▶ _WHAT IS ASKED_
Leave out the pictures and repeat the rest of the material exactly.

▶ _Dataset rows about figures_
──────────────────────────────

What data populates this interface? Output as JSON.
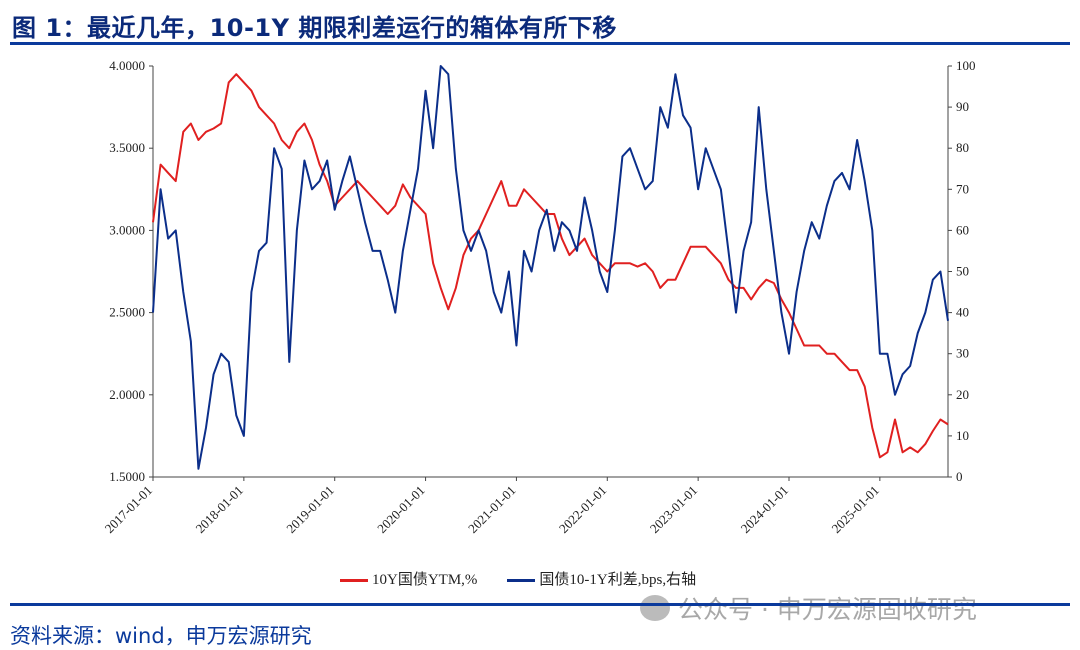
{
  "title": "图 1：最近几年，10-1Y 期限利差运行的箱体有所下移",
  "source": "资料来源：wind，申万宏源研究",
  "watermark": "公众号 · 申万宏源固收研究",
  "colors": {
    "title": "#0b2a7a",
    "rule": "#0b3a9c",
    "ytm": "#e02020",
    "spread": "#0b2e8a"
  },
  "chart_data": {
    "type": "line",
    "xlim": [
      "2017-01",
      "2025-10"
    ],
    "x_ticks": [
      "2017-01-01",
      "2018-01-01",
      "2019-01-01",
      "2020-01-01",
      "2021-01-01",
      "2022-01-01",
      "2023-01-01",
      "2024-01-01",
      "2025-01-01"
    ],
    "y_left": {
      "lim": [
        1.5,
        4.0
      ],
      "ticks": [
        "1.5000",
        "2.0000",
        "2.5000",
        "3.0000",
        "3.5000",
        "4.0000"
      ]
    },
    "y_right": {
      "lim": [
        0,
        100
      ],
      "ticks": [
        "0",
        "10",
        "20",
        "30",
        "40",
        "50",
        "60",
        "70",
        "80",
        "90",
        "100"
      ]
    },
    "grid": false,
    "legend": "bottom",
    "x": [
      "2017-01",
      "2017-02",
      "2017-03",
      "2017-04",
      "2017-05",
      "2017-06",
      "2017-07",
      "2017-08",
      "2017-09",
      "2017-10",
      "2017-11",
      "2017-12",
      "2018-01",
      "2018-02",
      "2018-03",
      "2018-04",
      "2018-05",
      "2018-06",
      "2018-07",
      "2018-08",
      "2018-09",
      "2018-10",
      "2018-11",
      "2018-12",
      "2019-01",
      "2019-02",
      "2019-03",
      "2019-04",
      "2019-05",
      "2019-06",
      "2019-07",
      "2019-08",
      "2019-09",
      "2019-10",
      "2019-11",
      "2019-12",
      "2020-01",
      "2020-02",
      "2020-03",
      "2020-04",
      "2020-05",
      "2020-06",
      "2020-07",
      "2020-08",
      "2020-09",
      "2020-10",
      "2020-11",
      "2020-12",
      "2021-01",
      "2021-02",
      "2021-03",
      "2021-04",
      "2021-05",
      "2021-06",
      "2021-07",
      "2021-08",
      "2021-09",
      "2021-10",
      "2021-11",
      "2021-12",
      "2022-01",
      "2022-02",
      "2022-03",
      "2022-04",
      "2022-05",
      "2022-06",
      "2022-07",
      "2022-08",
      "2022-09",
      "2022-10",
      "2022-11",
      "2022-12",
      "2023-01",
      "2023-02",
      "2023-03",
      "2023-04",
      "2023-05",
      "2023-06",
      "2023-07",
      "2023-08",
      "2023-09",
      "2023-10",
      "2023-11",
      "2023-12",
      "2024-01",
      "2024-02",
      "2024-03",
      "2024-04",
      "2024-05",
      "2024-06",
      "2024-07",
      "2024-08",
      "2024-09",
      "2024-10",
      "2024-11",
      "2024-12",
      "2025-01",
      "2025-02",
      "2025-03",
      "2025-04",
      "2025-05",
      "2025-06",
      "2025-07",
      "2025-08",
      "2025-09",
      "2025-10"
    ],
    "series": [
      {
        "name": "10Y国债YTM,%",
        "axis": "left",
        "color": "#e02020",
        "values": [
          3.05,
          3.4,
          3.35,
          3.3,
          3.6,
          3.65,
          3.55,
          3.6,
          3.62,
          3.65,
          3.9,
          3.95,
          3.9,
          3.85,
          3.75,
          3.7,
          3.65,
          3.55,
          3.5,
          3.6,
          3.65,
          3.55,
          3.4,
          3.3,
          3.15,
          3.2,
          3.25,
          3.3,
          3.25,
          3.2,
          3.15,
          3.1,
          3.15,
          3.28,
          3.2,
          3.15,
          3.1,
          2.8,
          2.65,
          2.52,
          2.65,
          2.85,
          2.95,
          3.0,
          3.1,
          3.2,
          3.3,
          3.15,
          3.15,
          3.25,
          3.2,
          3.15,
          3.1,
          3.1,
          2.95,
          2.85,
          2.9,
          2.95,
          2.85,
          2.8,
          2.75,
          2.8,
          2.8,
          2.8,
          2.78,
          2.8,
          2.75,
          2.65,
          2.7,
          2.7,
          2.8,
          2.9,
          2.9,
          2.9,
          2.85,
          2.8,
          2.7,
          2.65,
          2.65,
          2.58,
          2.65,
          2.7,
          2.68,
          2.58,
          2.5,
          2.4,
          2.3,
          2.3,
          2.3,
          2.25,
          2.25,
          2.2,
          2.15,
          2.15,
          2.05,
          1.8,
          1.62,
          1.65,
          1.85,
          1.65,
          1.68,
          1.65,
          1.7,
          1.78,
          1.85,
          1.82
        ]
      },
      {
        "name": "国债10-1Y利差,bps,右轴",
        "axis": "right",
        "color": "#0b2e8a",
        "values": [
          40,
          70,
          58,
          60,
          45,
          33,
          2,
          12,
          25,
          30,
          28,
          15,
          10,
          45,
          55,
          57,
          80,
          75,
          28,
          60,
          77,
          70,
          72,
          77,
          65,
          72,
          78,
          70,
          62,
          55,
          55,
          48,
          40,
          55,
          65,
          75,
          94,
          80,
          100,
          98,
          75,
          60,
          55,
          60,
          55,
          45,
          40,
          50,
          32,
          55,
          50,
          60,
          65,
          55,
          62,
          60,
          55,
          68,
          60,
          50,
          45,
          60,
          78,
          80,
          75,
          70,
          72,
          90,
          85,
          98,
          88,
          85,
          70,
          80,
          75,
          70,
          55,
          40,
          55,
          62,
          90,
          70,
          55,
          40,
          30,
          45,
          55,
          62,
          58,
          66,
          72,
          74,
          70,
          82,
          72,
          60,
          30,
          30,
          20,
          25,
          27,
          35,
          40,
          48,
          50,
          38
        ]
      }
    ]
  }
}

──────────────────────────────

▶ _CORRECT ANSWER_
What data populates this interface? Output as JSON.
{
  "title": "图 1：最近几年，10-1Y 期限利差运行的箱体有所下移",
  "source": "资料来源：wind，申万宏源研究",
  "watermark": "公众号 · 申万宏源固收研究",
  "colors": {
    "title": "#0b2a7a",
    "rule": "#0b3a9c",
    "ytm": "#e02020",
    "spread": "#0b2e8a"
  },
  "chart_data": {
    "type": "line",
    "xlim": [
      "2017-01",
      "2025-10"
    ],
    "x_ticks": [
      "2017-01-01",
      "2018-01-01",
      "2019-01-01",
      "2020-01-01",
      "2021-01-01",
      "2022-01-01",
      "2023-01-01",
      "2024-01-01",
      "2025-01-01"
    ],
    "y_left": {
      "lim": [
        1.5,
        4.0
      ],
      "ticks": [
        "1.5000",
        "2.0000",
        "2.5000",
        "3.0000",
        "3.5000",
        "4.0000"
      ]
    },
    "y_right": {
      "lim": [
        0,
        100
      ],
      "ticks": [
        "0",
        "10",
        "20",
        "30",
        "40",
        "50",
        "60",
        "70",
        "80",
        "90",
        "100"
      ]
    },
    "grid": false,
    "legend": "bottom",
    "x": [
      "2017-01",
      "2017-02",
      "2017-03",
      "2017-04",
      "2017-05",
      "2017-06",
      "2017-07",
      "2017-08",
      "2017-09",
      "2017-10",
      "2017-11",
      "2017-12",
      "2018-01",
      "2018-02",
      "2018-03",
      "2018-04",
      "2018-05",
      "2018-06",
      "2018-07",
      "2018-08",
      "2018-09",
      "2018-10",
      "2018-11",
      "2018-12",
      "2019-01",
      "2019-02",
      "2019-03",
      "2019-04",
      "2019-05",
      "2019-06",
      "2019-07",
      "2019-08",
      "2019-09",
      "2019-10",
      "2019-11",
      "2019-12",
      "2020-01",
      "2020-02",
      "2020-03",
      "2020-04",
      "2020-05",
      "2020-06",
      "2020-07",
      "2020-08",
      "2020-09",
      "2020-10",
      "2020-11",
      "2020-12",
      "2021-01",
      "2021-02",
      "2021-03",
      "2021-04",
      "2021-05",
      "2021-06",
      "2021-07",
      "2021-08",
      "2021-09",
      "2021-10",
      "2021-11",
      "2021-12",
      "2022-01",
      "2022-02",
      "2022-03",
      "2022-04",
      "2022-05",
      "2022-06",
      "2022-07",
      "2022-08",
      "2022-09",
      "2022-10",
      "2022-11",
      "2022-12",
      "2023-01",
      "2023-02",
      "2023-03",
      "2023-04",
      "2023-05",
      "2023-06",
      "2023-07",
      "2023-08",
      "2023-09",
      "2023-10",
      "2023-11",
      "2023-12",
      "2024-01",
      "2024-02",
      "2024-03",
      "2024-04",
      "2024-05",
      "2024-06",
      "2024-07",
      "2024-08",
      "2024-09",
      "2024-10",
      "2024-11",
      "2024-12",
      "2025-01",
      "2025-02",
      "2025-03",
      "2025-04",
      "2025-05",
      "2025-06",
      "2025-07",
      "2025-08",
      "2025-09",
      "2025-10"
    ],
    "series": [
      {
        "name": "10Y国债YTM,%",
        "axis": "left",
        "color": "#e02020",
        "values": [
          3.05,
          3.4,
          3.35,
          3.3,
          3.6,
          3.65,
          3.55,
          3.6,
          3.62,
          3.65,
          3.9,
          3.95,
          3.9,
          3.85,
          3.75,
          3.7,
          3.65,
          3.55,
          3.5,
          3.6,
          3.65,
          3.55,
          3.4,
          3.3,
          3.15,
          3.2,
          3.25,
          3.3,
          3.25,
          3.2,
          3.15,
          3.1,
          3.15,
          3.28,
          3.2,
          3.15,
          3.1,
          2.8,
          2.65,
          2.52,
          2.65,
          2.85,
          2.95,
          3.0,
          3.1,
          3.2,
          3.3,
          3.15,
          3.15,
          3.25,
          3.2,
          3.15,
          3.1,
          3.1,
          2.95,
          2.85,
          2.9,
          2.95,
          2.85,
          2.8,
          2.75,
          2.8,
          2.8,
          2.8,
          2.78,
          2.8,
          2.75,
          2.65,
          2.7,
          2.7,
          2.8,
          2.9,
          2.9,
          2.9,
          2.85,
          2.8,
          2.7,
          2.65,
          2.65,
          2.58,
          2.65,
          2.7,
          2.68,
          2.58,
          2.5,
          2.4,
          2.3,
          2.3,
          2.3,
          2.25,
          2.25,
          2.2,
          2.15,
          2.15,
          2.05,
          1.8,
          1.62,
          1.65,
          1.85,
          1.65,
          1.68,
          1.65,
          1.7,
          1.78,
          1.85,
          1.82
        ]
      },
      {
        "name": "国债10-1Y利差,bps,右轴",
        "axis": "right",
        "color": "#0b2e8a",
        "values": [
          40,
          70,
          58,
          60,
          45,
          33,
          2,
          12,
          25,
          30,
          28,
          15,
          10,
          45,
          55,
          57,
          80,
          75,
          28,
          60,
          77,
          70,
          72,
          77,
          65,
          72,
          78,
          70,
          62,
          55,
          55,
          48,
          40,
          55,
          65,
          75,
          94,
          80,
          100,
          98,
          75,
          60,
          55,
          60,
          55,
          45,
          40,
          50,
          32,
          55,
          50,
          60,
          65,
          55,
          62,
          60,
          55,
          68,
          60,
          50,
          45,
          60,
          78,
          80,
          75,
          70,
          72,
          90,
          85,
          98,
          88,
          85,
          70,
          80,
          75,
          70,
          55,
          40,
          55,
          62,
          90,
          70,
          55,
          40,
          30,
          45,
          55,
          62,
          58,
          66,
          72,
          74,
          70,
          82,
          72,
          60,
          30,
          30,
          20,
          25,
          27,
          35,
          40,
          48,
          50,
          38
        ]
      }
    ]
  }
}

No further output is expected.